● **CHALLENGE**:
Transcribe the material below exactly as it appears.

● **DATA IN THIS EXERCISE**:
┄┄┄┄┄┄┄┄┄┄┄┄┄┄┄┄┄┄┄┄
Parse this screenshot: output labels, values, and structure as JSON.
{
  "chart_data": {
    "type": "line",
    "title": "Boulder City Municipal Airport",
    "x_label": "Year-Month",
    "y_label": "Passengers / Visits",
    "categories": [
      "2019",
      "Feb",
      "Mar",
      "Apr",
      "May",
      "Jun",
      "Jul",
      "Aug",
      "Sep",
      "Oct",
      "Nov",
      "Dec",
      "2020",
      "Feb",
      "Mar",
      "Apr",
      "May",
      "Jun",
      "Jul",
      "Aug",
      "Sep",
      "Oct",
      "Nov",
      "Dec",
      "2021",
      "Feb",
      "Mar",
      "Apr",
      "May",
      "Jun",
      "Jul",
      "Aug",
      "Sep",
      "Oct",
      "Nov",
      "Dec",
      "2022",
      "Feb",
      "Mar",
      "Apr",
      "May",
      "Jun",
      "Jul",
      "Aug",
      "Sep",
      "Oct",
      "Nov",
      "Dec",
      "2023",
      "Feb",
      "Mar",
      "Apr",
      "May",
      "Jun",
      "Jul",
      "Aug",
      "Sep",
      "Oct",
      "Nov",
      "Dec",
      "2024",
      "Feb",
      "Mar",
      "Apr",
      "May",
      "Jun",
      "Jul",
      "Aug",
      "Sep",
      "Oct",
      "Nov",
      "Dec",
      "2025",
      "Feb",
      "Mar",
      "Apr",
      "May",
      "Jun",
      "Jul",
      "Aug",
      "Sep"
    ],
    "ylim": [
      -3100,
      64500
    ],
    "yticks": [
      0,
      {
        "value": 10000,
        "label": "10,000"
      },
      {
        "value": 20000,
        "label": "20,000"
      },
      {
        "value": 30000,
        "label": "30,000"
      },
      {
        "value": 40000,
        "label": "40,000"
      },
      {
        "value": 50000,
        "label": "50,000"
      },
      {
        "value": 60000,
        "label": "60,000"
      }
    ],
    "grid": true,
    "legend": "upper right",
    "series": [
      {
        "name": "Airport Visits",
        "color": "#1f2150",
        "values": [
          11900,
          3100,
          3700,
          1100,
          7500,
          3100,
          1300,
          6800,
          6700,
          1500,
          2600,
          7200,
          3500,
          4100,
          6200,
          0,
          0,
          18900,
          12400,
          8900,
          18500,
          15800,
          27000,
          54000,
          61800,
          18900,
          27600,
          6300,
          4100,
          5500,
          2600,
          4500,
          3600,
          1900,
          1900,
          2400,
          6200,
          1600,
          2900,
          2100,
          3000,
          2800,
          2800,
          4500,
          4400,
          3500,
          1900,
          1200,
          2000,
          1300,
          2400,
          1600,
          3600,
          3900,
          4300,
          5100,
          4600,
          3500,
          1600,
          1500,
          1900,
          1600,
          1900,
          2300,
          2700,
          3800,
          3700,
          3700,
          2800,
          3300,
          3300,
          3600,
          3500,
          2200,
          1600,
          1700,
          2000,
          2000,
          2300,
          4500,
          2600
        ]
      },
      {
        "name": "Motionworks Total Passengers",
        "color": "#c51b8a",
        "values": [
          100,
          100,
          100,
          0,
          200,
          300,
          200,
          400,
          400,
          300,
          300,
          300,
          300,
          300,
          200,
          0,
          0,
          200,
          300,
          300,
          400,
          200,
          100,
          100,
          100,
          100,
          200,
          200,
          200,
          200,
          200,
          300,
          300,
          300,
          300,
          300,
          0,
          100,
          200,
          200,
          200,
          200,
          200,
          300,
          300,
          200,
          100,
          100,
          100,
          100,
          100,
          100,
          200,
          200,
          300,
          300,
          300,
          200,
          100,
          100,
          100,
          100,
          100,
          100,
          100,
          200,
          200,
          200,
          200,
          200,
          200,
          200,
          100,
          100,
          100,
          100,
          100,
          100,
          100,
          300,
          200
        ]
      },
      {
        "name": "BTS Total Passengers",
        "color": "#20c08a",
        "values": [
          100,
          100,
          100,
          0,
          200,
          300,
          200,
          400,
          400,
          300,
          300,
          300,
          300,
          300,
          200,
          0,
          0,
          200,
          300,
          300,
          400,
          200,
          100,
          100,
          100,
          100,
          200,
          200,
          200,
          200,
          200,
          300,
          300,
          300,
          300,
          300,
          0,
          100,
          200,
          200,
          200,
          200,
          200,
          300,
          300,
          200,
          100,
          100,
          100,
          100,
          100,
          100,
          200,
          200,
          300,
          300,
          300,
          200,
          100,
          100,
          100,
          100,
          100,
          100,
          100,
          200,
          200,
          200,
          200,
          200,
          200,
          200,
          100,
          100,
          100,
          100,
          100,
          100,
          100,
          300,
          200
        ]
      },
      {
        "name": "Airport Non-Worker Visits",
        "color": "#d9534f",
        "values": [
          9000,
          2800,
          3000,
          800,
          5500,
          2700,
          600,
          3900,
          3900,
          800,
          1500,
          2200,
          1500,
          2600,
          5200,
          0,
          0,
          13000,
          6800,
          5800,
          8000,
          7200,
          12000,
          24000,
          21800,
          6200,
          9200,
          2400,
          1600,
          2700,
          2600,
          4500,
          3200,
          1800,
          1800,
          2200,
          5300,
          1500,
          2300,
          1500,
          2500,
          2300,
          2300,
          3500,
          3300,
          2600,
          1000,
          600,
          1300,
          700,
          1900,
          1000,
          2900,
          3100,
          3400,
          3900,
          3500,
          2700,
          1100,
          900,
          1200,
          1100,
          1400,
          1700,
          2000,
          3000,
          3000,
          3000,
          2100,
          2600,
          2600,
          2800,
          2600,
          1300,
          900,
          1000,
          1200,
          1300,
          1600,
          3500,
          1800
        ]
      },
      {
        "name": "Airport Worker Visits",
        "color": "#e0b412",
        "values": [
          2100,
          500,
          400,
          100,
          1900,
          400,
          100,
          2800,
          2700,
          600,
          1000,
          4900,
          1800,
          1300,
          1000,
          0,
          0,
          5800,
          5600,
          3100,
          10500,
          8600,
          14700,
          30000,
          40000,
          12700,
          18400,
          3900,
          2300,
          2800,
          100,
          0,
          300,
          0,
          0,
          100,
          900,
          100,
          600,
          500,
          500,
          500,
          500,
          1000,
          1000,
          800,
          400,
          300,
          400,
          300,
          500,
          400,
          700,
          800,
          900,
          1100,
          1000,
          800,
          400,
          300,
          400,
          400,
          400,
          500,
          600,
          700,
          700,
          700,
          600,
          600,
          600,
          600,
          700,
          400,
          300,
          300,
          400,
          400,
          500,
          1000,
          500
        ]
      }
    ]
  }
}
┄┄┄┄┄┄┄┄┄┄┄┄┄┄┄┄┄┄┄┄
● **TASK OUTPUT**:
Parse this screenshot: output labels, values, and structure as JSON.
{
  "chart_data": {
    "type": "line",
    "title": "Boulder City Municipal Airport",
    "x_label": "Year-Month",
    "y_label": "Passengers / Visits",
    "categories": [
      "2019",
      "Feb",
      "Mar",
      "Apr",
      "May",
      "Jun",
      "Jul",
      "Aug",
      "Sep",
      "Oct",
      "Nov",
      "Dec",
      "2020",
      "Feb",
      "Mar",
      "Apr",
      "May",
      "Jun",
      "Jul",
      "Aug",
      "Sep",
      "Oct",
      "Nov",
      "Dec",
      "2021",
      "Feb",
      "Mar",
      "Apr",
      "May",
      "Jun",
      "Jul",
      "Aug",
      "Sep",
      "Oct",
      "Nov",
      "Dec",
      "2022",
      "Feb",
      "Mar",
      "Apr",
      "May",
      "Jun",
      "Jul",
      "Aug",
      "Sep",
      "Oct",
      "Nov",
      "Dec",
      "2023",
      "Feb",
      "Mar",
      "Apr",
      "May",
      "Jun",
      "Jul",
      "Aug",
      "Sep",
      "Oct",
      "Nov",
      "Dec",
      "2024",
      "Feb",
      "Mar",
      "Apr",
      "May",
      "Jun",
      "Jul",
      "Aug",
      "Sep",
      "Oct",
      "Nov",
      "Dec",
      "2025",
      "Feb",
      "Mar",
      "Apr",
      "May",
      "Jun",
      "Jul",
      "Aug",
      "Sep"
    ],
    "ylim": [
      -3100,
      64500
    ],
    "yticks": [
      0,
      {
        "value": 10000,
        "label": "10,000"
      },
      {
        "value": 20000,
        "label": "20,000"
      },
      {
        "value": 30000,
        "label": "30,000"
      },
      {
        "value": 40000,
        "label": "40,000"
      },
      {
        "value": 50000,
        "label": "50,000"
      },
      {
        "value": 60000,
        "label": "60,000"
      }
    ],
    "grid": true,
    "legend": "upper right",
    "series": [
      {
        "name": "Airport Visits",
        "color": "#1f2150",
        "values": [
          11900,
          3100,
          3700,
          1100,
          7500,
          3100,
          1300,
          6800,
          6700,
          1500,
          2600,
          7200,
          3500,
          4100,
          6200,
          0,
          0,
          18900,
          12400,
          8900,
          18500,
          15800,
          27000,
          54000,
          61800,
          18900,
          27600,
          6300,
          4100,
          5500,
          2600,
          4500,
          3600,
          1900,
          1900,
          2400,
          6200,
          1600,
          2900,
          2100,
          3000,
          2800,
          2800,
          4500,
          4400,
          3500,
          1900,
          1200,
          2000,
          1300,
          2400,
          1600,
          3600,
          3900,
          4300,
          5100,
          4600,
          3500,
          1600,
          1500,
          1900,
          1600,
          1900,
          2300,
          2700,
          3800,
          3700,
          3700,
          2800,
          3300,
          3300,
          3600,
          3500,
          2200,
          1600,
          1700,
          2000,
          2000,
          2300,
          4500,
          2600
        ]
      },
      {
        "name": "Motionworks Total Passengers",
        "color": "#c51b8a",
        "values": [
          100,
          100,
          100,
          0,
          200,
          300,
          200,
          400,
          400,
          300,
          300,
          300,
          300,
          300,
          200,
          0,
          0,
          200,
          300,
          300,
          400,
          200,
          100,
          100,
          100,
          100,
          200,
          200,
          200,
          200,
          200,
          300,
          300,
          300,
          300,
          300,
          0,
          100,
          200,
          200,
          200,
          200,
          200,
          300,
          300,
          200,
          100,
          100,
          100,
          100,
          100,
          100,
          200,
          200,
          300,
          300,
          300,
          200,
          100,
          100,
          100,
          100,
          100,
          100,
          100,
          200,
          200,
          200,
          200,
          200,
          200,
          200,
          100,
          100,
          100,
          100,
          100,
          100,
          100,
          300,
          200
        ]
      },
      {
        "name": "BTS Total Passengers",
        "color": "#20c08a",
        "values": [
          100,
          100,
          100,
          0,
          200,
          300,
          200,
          400,
          400,
          300,
          300,
          300,
          300,
          300,
          200,
          0,
          0,
          200,
          300,
          300,
          400,
          200,
          100,
          100,
          100,
          100,
          200,
          200,
          200,
          200,
          200,
          300,
          300,
          300,
          300,
          300,
          0,
          100,
          200,
          200,
          200,
          200,
          200,
          300,
          300,
          200,
          100,
          100,
          100,
          100,
          100,
          100,
          200,
          200,
          300,
          300,
          300,
          200,
          100,
          100,
          100,
          100,
          100,
          100,
          100,
          200,
          200,
          200,
          200,
          200,
          200,
          200,
          100,
          100,
          100,
          100,
          100,
          100,
          100,
          300,
          200
        ]
      },
      {
        "name": "Airport Non-Worker Visits",
        "color": "#d9534f",
        "values": [
          9000,
          2800,
          3000,
          800,
          5500,
          2700,
          600,
          3900,
          3900,
          800,
          1500,
          2200,
          1500,
          2600,
          5200,
          0,
          0,
          13000,
          6800,
          5800,
          8000,
          7200,
          12000,
          24000,
          21800,
          6200,
          9200,
          2400,
          1600,
          2700,
          2600,
          4500,
          3200,
          1800,
          1800,
          2200,
          5300,
          1500,
          2300,
          1500,
          2500,
          2300,
          2300,
          3500,
          3300,
          2600,
          1000,
          600,
          1300,
          700,
          1900,
          1000,
          2900,
          3100,
          3400,
          3900,
          3500,
          2700,
          1100,
          900,
          1200,
          1100,
          1400,
          1700,
          2000,
          3000,
          3000,
          3000,
          2100,
          2600,
          2600,
          2800,
          2600,
          1300,
          900,
          1000,
          1200,
          1300,
          1600,
          3500,
          1800
        ]
      },
      {
        "name": "Airport Worker Visits",
        "color": "#e0b412",
        "values": [
          2100,
          500,
          400,
          100,
          1900,
          400,
          100,
          2800,
          2700,
          600,
          1000,
          4900,
          1800,
          1300,
          1000,
          0,
          0,
          5800,
          5600,
          3100,
          10500,
          8600,
          14700,
          30000,
          40000,
          12700,
          18400,
          3900,
          2300,
          2800,
          100,
          0,
          300,
          0,
          0,
          100,
          900,
          100,
          600,
          500,
          500,
          500,
          500,
          1000,
          1000,
          800,
          400,
          300,
          400,
          300,
          500,
          400,
          700,
          800,
          900,
          1100,
          1000,
          800,
          400,
          300,
          400,
          400,
          400,
          500,
          600,
          700,
          700,
          700,
          600,
          600,
          600,
          600,
          700,
          400,
          300,
          300,
          400,
          400,
          500,
          1000,
          500
        ]
      }
    ]
  }
}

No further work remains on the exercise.